• _Task 1_: In the tea flowers page, how long should dried calendula flowers steep when simmering water is poured over them?
• _Task 2_: Summarize the tea flowers page in two sentences.
• _Task 3_: Extract the part of the tea flowers page starting at "More info: Calendula ( Calendula" and ending at "hot water over them.".

• _Selected passage_:
——————————

Try These Flowers For Tea

From left, lemon verbena, lavender, marjoram, Tulsi/Holy Basil, calendula Back wall: Anise hyssop.

Several flowering herbs located in the teaching bed, such as calendula, lavender, anise hyssop and Tulsi/ Holy Basil, should be harvested frequently to promote plant growth. Students can pick these flowers and use them to make tea in a couple of hours, potpourri or a scented sachel. See recipes below.

More info: Calendula ( Calendula officialis)  Anise hyssop (Aganache foeniculumHoly basil/ Tulsi (ocimum sanctum)

How to Make Calendula Tea

There are a few different methods you can follow to make calendula tea.

  1. Simmering water + dried flowers

Place around 1 to 2 tablespoons of dried calendula flowers in a heat proof mug and pour around 1 cup (8 oz/240 ml) simmering hot water over them.Cover with a saucer and let steep for around 15 to 20 minutes.

  1. Simmering water + fresh flowers

Fill a heat-proof jar with fresh flowers and pour simmering hot water over them.

Cover and let infuse until the tea is cool enough to drink.

  1. Sun tea method

Fill a jar with fresh flowers (or 1/4 full with dried flowers) and cover with cold water.

Cap and place in a bright sunny spot (like a windowsill or outside porch rail) for at least 5 or 6 hours. 

Tulsi/ Holy Basil Tea 

Ingredients

  • fresh holy basil leaves, about ¼ cup
  • hot water
  • a cup, a spoon, some ice, and a saucer
  • honey or other sweetener

Process

  1. Wash the holy basil leaves well and then place in the cup. With the back of a spoon, press the leaves against the side of the cup. This bruises them and allows the essential oils to escape.
  2. Pour hot (not boiling) water over the leaves and stir. Place the saucer on top of the cup, right side up. This will trap the essential oils and prevent them from escaping.

——————————

• _Dataset content_:
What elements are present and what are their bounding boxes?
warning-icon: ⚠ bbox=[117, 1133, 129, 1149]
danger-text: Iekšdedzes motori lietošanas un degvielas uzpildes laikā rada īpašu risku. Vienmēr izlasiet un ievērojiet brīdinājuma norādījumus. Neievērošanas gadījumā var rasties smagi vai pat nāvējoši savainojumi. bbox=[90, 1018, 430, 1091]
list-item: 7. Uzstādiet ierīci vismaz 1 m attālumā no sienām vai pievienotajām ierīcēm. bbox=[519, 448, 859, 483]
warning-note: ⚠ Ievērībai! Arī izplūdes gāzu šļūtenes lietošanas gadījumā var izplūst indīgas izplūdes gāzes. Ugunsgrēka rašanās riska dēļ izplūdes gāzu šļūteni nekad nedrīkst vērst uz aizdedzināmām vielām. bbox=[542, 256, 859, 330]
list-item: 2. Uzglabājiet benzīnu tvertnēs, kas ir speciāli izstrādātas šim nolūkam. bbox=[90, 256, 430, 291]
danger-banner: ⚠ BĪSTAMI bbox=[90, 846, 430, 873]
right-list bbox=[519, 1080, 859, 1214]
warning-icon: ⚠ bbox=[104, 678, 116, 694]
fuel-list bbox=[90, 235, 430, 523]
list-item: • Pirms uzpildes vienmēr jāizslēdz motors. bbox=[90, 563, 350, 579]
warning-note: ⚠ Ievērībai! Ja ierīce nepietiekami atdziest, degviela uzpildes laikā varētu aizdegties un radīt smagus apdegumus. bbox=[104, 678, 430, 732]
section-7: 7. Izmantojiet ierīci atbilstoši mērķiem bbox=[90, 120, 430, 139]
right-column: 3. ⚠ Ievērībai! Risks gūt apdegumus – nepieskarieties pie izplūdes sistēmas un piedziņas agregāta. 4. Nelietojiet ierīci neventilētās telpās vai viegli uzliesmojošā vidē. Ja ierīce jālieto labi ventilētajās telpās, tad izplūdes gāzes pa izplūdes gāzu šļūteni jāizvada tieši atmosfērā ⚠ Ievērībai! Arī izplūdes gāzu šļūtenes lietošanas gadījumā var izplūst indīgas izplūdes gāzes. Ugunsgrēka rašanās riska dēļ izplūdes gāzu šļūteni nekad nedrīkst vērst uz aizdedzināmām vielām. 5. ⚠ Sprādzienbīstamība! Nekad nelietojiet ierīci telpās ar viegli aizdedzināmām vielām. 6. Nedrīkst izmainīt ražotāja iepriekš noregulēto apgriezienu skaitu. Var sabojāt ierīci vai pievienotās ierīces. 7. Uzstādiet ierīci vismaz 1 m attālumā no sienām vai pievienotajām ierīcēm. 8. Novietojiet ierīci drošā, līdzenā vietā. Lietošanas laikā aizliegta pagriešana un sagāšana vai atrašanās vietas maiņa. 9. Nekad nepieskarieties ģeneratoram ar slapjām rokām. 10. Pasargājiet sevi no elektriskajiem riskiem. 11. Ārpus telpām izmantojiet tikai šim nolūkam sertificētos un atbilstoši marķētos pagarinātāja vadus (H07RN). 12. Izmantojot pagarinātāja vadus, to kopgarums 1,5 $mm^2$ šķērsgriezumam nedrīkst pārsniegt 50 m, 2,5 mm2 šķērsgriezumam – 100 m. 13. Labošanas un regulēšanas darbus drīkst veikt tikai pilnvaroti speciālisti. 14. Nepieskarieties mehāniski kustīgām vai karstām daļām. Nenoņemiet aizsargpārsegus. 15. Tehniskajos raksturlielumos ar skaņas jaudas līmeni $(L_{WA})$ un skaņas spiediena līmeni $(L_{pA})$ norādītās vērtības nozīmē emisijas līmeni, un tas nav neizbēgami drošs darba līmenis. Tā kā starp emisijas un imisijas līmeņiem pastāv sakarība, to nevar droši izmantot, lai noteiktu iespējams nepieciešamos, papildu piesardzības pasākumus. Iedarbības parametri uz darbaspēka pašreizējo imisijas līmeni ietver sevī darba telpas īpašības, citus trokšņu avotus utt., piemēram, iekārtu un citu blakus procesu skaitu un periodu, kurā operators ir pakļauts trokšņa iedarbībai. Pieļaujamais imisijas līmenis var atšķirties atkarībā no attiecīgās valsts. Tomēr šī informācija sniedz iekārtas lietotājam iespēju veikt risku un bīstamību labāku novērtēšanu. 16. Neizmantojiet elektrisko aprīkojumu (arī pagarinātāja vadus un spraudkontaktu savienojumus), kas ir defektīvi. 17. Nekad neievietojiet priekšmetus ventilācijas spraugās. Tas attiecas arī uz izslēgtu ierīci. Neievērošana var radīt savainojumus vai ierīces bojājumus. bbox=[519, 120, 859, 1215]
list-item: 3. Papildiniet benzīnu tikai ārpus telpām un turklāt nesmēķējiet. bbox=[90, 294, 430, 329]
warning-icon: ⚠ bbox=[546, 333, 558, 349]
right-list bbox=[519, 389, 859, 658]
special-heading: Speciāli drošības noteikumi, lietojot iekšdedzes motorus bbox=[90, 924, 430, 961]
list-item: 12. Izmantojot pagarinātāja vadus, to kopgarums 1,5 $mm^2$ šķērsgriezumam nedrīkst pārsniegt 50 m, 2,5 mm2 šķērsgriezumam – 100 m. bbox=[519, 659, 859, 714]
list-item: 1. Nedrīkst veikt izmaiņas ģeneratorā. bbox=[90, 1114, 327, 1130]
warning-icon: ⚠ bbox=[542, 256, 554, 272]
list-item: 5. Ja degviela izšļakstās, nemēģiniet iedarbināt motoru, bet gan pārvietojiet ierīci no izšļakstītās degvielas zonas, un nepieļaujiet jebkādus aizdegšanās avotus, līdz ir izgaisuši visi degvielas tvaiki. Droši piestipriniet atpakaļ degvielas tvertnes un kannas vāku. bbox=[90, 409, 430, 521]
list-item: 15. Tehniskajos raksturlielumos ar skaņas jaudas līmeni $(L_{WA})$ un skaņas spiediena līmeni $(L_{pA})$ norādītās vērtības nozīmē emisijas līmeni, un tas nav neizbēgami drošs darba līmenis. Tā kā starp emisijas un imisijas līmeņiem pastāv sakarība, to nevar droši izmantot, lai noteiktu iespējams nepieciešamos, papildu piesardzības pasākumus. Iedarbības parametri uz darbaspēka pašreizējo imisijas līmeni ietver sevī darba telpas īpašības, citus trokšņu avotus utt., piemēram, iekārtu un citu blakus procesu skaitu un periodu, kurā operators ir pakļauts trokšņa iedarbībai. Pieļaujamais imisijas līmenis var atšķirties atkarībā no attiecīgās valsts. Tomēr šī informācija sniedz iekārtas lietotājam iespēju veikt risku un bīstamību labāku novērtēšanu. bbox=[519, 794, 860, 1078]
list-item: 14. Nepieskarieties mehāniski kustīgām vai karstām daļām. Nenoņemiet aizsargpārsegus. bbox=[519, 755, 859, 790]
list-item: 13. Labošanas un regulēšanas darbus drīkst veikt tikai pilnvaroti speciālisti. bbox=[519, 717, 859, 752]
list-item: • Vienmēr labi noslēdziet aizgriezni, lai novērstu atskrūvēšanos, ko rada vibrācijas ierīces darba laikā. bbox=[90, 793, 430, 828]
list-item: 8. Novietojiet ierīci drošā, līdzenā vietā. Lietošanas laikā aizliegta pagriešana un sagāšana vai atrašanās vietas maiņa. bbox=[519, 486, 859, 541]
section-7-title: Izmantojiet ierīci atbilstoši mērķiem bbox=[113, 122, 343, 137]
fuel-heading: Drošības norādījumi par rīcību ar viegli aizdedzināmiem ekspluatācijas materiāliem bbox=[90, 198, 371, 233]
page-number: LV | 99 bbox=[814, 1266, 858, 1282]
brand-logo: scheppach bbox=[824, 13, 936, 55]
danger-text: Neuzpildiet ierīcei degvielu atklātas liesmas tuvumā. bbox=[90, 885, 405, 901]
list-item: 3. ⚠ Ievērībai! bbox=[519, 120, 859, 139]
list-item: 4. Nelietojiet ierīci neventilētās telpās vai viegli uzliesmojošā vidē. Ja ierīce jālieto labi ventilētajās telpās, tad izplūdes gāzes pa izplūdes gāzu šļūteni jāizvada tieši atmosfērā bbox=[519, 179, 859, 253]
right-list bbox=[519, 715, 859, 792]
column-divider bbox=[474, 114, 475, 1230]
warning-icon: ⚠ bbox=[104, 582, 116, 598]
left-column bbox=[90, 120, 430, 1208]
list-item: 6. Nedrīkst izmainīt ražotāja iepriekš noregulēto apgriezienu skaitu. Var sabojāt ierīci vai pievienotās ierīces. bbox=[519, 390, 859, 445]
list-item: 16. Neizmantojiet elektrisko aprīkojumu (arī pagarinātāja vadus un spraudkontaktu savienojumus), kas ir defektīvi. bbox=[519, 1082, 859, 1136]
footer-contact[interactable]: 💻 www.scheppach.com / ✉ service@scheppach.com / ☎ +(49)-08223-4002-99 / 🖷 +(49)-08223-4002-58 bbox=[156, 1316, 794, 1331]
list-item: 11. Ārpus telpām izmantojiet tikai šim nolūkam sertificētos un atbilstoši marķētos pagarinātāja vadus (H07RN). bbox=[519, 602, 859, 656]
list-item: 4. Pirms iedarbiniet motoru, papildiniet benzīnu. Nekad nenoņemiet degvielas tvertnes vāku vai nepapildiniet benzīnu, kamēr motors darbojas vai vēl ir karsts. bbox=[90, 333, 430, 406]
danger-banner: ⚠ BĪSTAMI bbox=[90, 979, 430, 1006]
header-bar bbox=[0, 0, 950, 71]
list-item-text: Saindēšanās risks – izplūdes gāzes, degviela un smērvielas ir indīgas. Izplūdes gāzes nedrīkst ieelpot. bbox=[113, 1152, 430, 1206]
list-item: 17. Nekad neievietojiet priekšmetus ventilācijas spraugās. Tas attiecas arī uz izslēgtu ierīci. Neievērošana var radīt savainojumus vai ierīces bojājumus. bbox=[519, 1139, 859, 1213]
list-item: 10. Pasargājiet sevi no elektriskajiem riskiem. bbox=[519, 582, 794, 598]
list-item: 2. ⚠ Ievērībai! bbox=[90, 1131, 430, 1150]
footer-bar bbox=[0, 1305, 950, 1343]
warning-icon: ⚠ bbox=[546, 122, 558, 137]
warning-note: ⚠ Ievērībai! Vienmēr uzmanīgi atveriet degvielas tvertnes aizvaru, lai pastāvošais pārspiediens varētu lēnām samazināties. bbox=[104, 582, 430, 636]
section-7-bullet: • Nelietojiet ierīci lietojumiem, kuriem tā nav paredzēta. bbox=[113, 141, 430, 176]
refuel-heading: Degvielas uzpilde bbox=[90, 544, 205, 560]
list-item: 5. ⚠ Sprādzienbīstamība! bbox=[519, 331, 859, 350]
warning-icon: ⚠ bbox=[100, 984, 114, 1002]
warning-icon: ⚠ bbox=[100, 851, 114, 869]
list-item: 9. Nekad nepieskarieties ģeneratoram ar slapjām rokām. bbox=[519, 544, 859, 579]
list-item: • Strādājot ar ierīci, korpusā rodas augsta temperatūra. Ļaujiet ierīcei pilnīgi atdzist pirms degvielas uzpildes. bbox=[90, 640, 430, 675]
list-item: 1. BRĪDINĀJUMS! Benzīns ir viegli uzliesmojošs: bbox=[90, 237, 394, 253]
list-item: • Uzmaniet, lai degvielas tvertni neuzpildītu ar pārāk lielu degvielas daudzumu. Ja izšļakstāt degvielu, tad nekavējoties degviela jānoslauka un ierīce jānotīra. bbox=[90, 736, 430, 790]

——————————

• _Response area 1_: Around 15 to 20 minutes.

• _Response area 2_: Flowering herbs in the teaching bed, such as calendula, lavender, anise hyssop and Tulsi/Holy Basil, should be harvested frequently to promote growth, and students can use the flowers to make tea, potpourri or a scented sachet. The page describes three ways to make calendula tea (simmering water with dried flowers, simmering water with fresh flowers, and a sun tea method) and gives steps for Tulsi/Holy Basil tea, in which washed leaves are bruised in a cup and covered with hot water.

• _Response area 3_:
More info: Calendula ( Calendula officialis)  Anise hyssop (Aganache foeniculumHoly basil/ Tulsi (ocimum sanctum)

How to Make Calendula Tea

There are a few different methods you can follow to make calendula tea.

  1. Simmering water + dried flowers

Place around 1 to 2 tablespoons of dried calendula flowers in a heat proof mug and pour around 1 cup (8 oz/240 ml) simmering hot water over them.Cover with a saucer and let steep for around 15 to 20 minutes.

  1. Simmering water + fresh flowers

Fill a heat-proof jar with fresh flowers and pour simmering hot water over them.